WHAT YOU NEED TO DO >> The data must be returned in full and exactly as given.

Items from a dataset >>

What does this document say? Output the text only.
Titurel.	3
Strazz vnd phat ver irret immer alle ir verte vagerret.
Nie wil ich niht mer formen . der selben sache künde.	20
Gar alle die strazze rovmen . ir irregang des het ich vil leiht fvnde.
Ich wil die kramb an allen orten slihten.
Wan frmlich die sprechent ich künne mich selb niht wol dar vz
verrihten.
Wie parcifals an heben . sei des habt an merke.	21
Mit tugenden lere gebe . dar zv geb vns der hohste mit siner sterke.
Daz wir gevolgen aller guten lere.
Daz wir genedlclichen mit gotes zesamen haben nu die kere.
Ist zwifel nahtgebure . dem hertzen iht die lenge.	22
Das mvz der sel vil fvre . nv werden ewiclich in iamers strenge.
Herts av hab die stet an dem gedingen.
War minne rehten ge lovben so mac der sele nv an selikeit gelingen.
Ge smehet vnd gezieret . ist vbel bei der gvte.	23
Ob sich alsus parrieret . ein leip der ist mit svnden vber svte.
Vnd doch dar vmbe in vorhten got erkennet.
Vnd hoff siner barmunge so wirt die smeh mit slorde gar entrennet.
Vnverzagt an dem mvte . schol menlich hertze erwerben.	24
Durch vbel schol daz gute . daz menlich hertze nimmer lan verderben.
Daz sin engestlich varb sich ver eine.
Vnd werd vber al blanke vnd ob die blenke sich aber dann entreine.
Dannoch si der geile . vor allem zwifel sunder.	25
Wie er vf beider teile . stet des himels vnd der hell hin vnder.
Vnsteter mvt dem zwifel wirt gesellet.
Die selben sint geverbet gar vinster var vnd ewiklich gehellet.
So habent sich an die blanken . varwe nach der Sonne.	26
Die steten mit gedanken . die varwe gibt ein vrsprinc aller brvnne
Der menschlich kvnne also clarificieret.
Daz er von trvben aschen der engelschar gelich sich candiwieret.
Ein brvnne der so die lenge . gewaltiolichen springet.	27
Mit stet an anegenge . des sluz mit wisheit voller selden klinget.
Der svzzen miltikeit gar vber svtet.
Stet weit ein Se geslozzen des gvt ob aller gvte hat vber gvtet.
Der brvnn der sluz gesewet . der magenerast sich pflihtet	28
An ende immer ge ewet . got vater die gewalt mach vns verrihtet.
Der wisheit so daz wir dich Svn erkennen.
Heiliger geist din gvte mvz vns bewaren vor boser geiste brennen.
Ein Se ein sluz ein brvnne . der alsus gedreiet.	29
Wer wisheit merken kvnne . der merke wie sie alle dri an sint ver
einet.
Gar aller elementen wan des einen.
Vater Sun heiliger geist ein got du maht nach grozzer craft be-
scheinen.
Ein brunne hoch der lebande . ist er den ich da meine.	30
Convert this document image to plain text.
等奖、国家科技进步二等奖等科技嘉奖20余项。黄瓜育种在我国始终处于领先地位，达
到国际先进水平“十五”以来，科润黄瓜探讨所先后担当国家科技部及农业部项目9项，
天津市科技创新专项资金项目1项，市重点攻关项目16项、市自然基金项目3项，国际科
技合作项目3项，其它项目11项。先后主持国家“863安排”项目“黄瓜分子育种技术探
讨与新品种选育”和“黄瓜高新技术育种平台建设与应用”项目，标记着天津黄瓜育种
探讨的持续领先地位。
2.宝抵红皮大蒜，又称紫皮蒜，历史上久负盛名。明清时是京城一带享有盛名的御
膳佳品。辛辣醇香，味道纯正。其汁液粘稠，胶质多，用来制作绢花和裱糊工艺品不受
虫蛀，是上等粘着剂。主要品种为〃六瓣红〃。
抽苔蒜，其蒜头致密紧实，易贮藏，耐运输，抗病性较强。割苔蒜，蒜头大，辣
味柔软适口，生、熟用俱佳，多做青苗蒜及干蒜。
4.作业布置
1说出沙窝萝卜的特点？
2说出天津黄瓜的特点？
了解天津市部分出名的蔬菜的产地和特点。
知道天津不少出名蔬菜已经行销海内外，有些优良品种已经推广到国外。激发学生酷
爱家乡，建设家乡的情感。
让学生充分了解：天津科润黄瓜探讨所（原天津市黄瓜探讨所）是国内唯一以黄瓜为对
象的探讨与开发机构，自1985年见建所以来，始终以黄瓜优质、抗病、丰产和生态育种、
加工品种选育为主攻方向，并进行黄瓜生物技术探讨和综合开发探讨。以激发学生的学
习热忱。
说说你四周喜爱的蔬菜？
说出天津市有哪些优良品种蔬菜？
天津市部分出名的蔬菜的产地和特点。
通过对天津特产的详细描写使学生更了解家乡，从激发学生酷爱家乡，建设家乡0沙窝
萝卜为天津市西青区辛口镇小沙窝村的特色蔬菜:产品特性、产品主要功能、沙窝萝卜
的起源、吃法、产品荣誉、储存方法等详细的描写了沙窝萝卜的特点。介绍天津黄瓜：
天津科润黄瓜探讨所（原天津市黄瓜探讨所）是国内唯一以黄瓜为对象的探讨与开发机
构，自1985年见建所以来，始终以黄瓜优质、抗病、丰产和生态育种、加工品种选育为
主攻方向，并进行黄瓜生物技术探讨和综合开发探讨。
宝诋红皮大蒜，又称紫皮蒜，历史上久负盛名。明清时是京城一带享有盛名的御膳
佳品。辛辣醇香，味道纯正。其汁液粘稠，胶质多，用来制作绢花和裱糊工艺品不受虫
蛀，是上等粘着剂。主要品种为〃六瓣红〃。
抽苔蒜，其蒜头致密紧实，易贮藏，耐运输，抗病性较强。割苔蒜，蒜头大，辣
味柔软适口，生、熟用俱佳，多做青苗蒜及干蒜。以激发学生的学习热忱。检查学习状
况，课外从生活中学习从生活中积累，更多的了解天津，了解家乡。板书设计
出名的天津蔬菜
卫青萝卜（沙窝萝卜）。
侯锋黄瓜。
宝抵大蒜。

ANSWER TO THE TASK >>
What does this document say? Output the text only.
Titurel.	3
Strazz vnd phat ver irret immer alle ir verte vagerret.
Nie wil ich niht mer formen . der selben sache künde.	20
Gar alle die strazze rovmen . ir irregang des het ich vil leiht fvnde.
Ich wil die kramb an allen orten slihten.
Wan frmlich die sprechent ich künne mich selb niht wol dar vz
verrihten.
Wie parcifals an heben . sei des habt an merke.	21
Mit tugenden lere gebe . dar zv geb vns der hohste mit siner sterke.
Daz wir gevolgen aller guten lere.
Daz wir genedlclichen mit gotes zesamen haben nu die kere.
Ist zwifel nahtgebure . dem hertzen iht die lenge.	22
Das mvz der sel vil fvre . nv werden ewiclich in iamers strenge.
Herts av hab die stet an dem gedingen.
War minne rehten ge lovben so mac der sele nv an selikeit gelingen.
Ge smehet vnd gezieret . ist vbel bei der gvte.	23
Ob sich alsus parrieret . ein leip der ist mit svnden vber svte.
Vnd doch dar vmbe in vorhten got erkennet.
Vnd hoff siner barmunge so wirt die smeh mit slorde gar entrennet.
Vnverzagt an dem mvte . schol menlich hertze erwerben.	24
Durch vbel schol daz gute . daz menlich hertze nimmer lan verderben.
Daz sin engestlich varb sich ver eine.
Vnd werd vber al blanke vnd ob die blenke sich aber dann entreine.
Dannoch si der geile . vor allem zwifel sunder.	25
Wie er vf beider teile . stet des himels vnd der hell hin vnder.
Vnsteter mvt dem zwifel wirt gesellet.
Die selben sint geverbet gar vinster var vnd ewiklich gehellet.
So habent sich an die blanken . varwe nach der Sonne.	26
Die steten mit gedanken . die varwe gibt ein vrsprinc aller brvnne
Der menschlich kvnne also clarificieret.
Daz er von trvben aschen der engelschar gelich sich candiwieret.
Ein brvnne der so die lenge . gewaltiolichen springet.	27
Mit stet an anegenge . des sluz mit wisheit voller selden klinget.
Der svzzen miltikeit gar vber svtet.
Stet weit ein Se geslozzen des gvt ob aller gvte hat vber gvtet.
Der brvnn der sluz gesewet . der magenerast sich pflihtet	28
An ende immer ge ewet . got vater die gewalt mach vns verrihtet.
Der wisheit so daz wir dich Svn erkennen.
Heiliger geist din gvte mvz vns bewaren vor boser geiste brennen.
Ein Se ein sluz ein brvnne . der alsus gedreiet.	29
Wer wisheit merken kvnne . der merke wie sie alle dri an sint ver
einet.
Gar aller elementen wan des einen.
Vater Sun heiliger geist ein got du maht nach grozzer craft be-
scheinen.
Ein brunne hoch der lebande . ist er den ich da meine.	30
Convert this document image to plain text.
等奖、国家科技进步二等奖等科技嘉奖20余项。黄瓜育种在我国始终处于领先地位，达
到国际先进水平“十五”以来，科润黄瓜探讨所先后担当国家科技部及农业部项目9项，
天津市科技创新专项资金项目1项，市重点攻关项目16项、市自然基金项目3项，国际科
技合作项目3项，其它项目11项。先后主持国家“863安排”项目“黄瓜分子育种技术探
讨与新品种选育”和“黄瓜高新技术育种平台建设与应用”项目，标记着天津黄瓜育种
探讨的持续领先地位。
2.宝抵红皮大蒜，又称紫皮蒜，历史上久负盛名。明清时是京城一带享有盛名的御
膳佳品。辛辣醇香，味道纯正。其汁液粘稠，胶质多，用来制作绢花和裱糊工艺品不受
虫蛀，是上等粘着剂。主要品种为〃六瓣红〃。
抽苔蒜，其蒜头致密紧实，易贮藏，耐运输，抗病性较强。割苔蒜，蒜头大，辣
味柔软适口，生、熟用俱佳，多做青苗蒜及干蒜。
4.作业布置
1说出沙窝萝卜的特点？
2说出天津黄瓜的特点？
了解天津市部分出名的蔬菜的产地和特点。
知道天津不少出名蔬菜已经行销海内外，有些优良品种已经推广到国外。激发学生酷
爱家乡，建设家乡的情感。
让学生充分了解：天津科润黄瓜探讨所（原天津市黄瓜探讨所）是国内唯一以黄瓜为对
象的探讨与开发机构，自1985年见建所以来，始终以黄瓜优质、抗病、丰产和生态育种、
加工品种选育为主攻方向，并进行黄瓜生物技术探讨和综合开发探讨。以激发学生的学
习热忱。
说说你四周喜爱的蔬菜？
说出天津市有哪些优良品种蔬菜？
天津市部分出名的蔬菜的产地和特点。
通过对天津特产的详细描写使学生更了解家乡，从激发学生酷爱家乡，建设家乡0沙窝
萝卜为天津市西青区辛口镇小沙窝村的特色蔬菜:产品特性、产品主要功能、沙窝萝卜
的起源、吃法、产品荣誉、储存方法等详细的描写了沙窝萝卜的特点。介绍天津黄瓜：
天津科润黄瓜探讨所（原天津市黄瓜探讨所）是国内唯一以黄瓜为对象的探讨与开发机
构，自1985年见建所以来，始终以黄瓜优质、抗病、丰产和生态育种、加工品种选育为
主攻方向，并进行黄瓜生物技术探讨和综合开发探讨。
宝诋红皮大蒜，又称紫皮蒜，历史上久负盛名。明清时是京城一带享有盛名的御膳
佳品。辛辣醇香，味道纯正。其汁液粘稠，胶质多，用来制作绢花和裱糊工艺品不受虫
蛀，是上等粘着剂。主要品种为〃六瓣红〃。
抽苔蒜，其蒜头致密紧实，易贮藏，耐运输，抗病性较强。割苔蒜，蒜头大，辣
味柔软适口，生、熟用俱佳，多做青苗蒜及干蒜。以激发学生的学习热忱。检查学习状
况，课外从生活中学习从生活中积累，更多的了解天津，了解家乡。板书设计
出名的天津蔬菜
卫青萝卜（沙窝萝卜）。
侯锋黄瓜。
宝抵大蒜。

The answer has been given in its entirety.